[start]
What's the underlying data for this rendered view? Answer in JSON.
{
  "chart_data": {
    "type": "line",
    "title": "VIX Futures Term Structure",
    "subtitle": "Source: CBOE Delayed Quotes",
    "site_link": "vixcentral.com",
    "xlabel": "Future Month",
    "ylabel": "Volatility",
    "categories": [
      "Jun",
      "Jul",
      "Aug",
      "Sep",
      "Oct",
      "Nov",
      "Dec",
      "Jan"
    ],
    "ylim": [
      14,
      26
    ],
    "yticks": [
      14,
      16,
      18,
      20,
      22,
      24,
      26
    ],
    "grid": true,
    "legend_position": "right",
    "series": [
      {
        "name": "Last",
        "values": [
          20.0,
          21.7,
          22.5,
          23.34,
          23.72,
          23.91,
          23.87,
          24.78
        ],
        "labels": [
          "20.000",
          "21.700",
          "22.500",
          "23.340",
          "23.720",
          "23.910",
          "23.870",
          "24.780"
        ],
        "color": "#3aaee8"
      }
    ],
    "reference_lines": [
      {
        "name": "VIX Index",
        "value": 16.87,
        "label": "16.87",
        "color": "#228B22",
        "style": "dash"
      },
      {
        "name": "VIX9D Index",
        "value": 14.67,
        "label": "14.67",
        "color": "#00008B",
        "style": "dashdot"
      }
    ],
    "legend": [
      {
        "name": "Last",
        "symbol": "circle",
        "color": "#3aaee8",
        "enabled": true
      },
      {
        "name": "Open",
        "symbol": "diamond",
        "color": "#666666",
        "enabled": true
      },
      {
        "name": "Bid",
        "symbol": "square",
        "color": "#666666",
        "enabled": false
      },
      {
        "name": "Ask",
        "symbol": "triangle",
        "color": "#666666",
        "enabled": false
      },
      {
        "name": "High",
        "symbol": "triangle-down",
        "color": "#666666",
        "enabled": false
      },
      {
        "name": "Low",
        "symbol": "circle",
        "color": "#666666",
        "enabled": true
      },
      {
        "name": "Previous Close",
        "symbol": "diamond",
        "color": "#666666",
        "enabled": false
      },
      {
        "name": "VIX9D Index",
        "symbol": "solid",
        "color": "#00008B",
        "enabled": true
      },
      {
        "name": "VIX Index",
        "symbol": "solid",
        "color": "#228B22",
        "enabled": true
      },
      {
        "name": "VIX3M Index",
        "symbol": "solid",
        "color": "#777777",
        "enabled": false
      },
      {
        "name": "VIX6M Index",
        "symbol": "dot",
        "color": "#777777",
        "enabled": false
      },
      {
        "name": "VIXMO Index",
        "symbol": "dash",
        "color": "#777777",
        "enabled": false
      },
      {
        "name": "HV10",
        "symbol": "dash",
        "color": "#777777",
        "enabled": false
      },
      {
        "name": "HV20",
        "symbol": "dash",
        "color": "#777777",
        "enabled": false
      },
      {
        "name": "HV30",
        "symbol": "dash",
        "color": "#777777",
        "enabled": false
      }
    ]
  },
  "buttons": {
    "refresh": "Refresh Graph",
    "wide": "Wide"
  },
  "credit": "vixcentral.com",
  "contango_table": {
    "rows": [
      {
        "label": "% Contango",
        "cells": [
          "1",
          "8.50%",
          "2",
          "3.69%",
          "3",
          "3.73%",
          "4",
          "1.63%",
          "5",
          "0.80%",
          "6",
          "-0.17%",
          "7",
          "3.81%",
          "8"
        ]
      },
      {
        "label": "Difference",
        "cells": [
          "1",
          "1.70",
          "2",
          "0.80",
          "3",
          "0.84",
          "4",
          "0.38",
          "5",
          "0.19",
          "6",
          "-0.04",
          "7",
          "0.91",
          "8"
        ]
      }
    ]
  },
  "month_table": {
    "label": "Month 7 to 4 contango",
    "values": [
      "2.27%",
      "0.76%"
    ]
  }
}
[end]
* _Aim_:
List the lines of the entries that include "triangle".

* _Final answer_:
        "symbol": "triangle",
        "symbol": "triangle-down",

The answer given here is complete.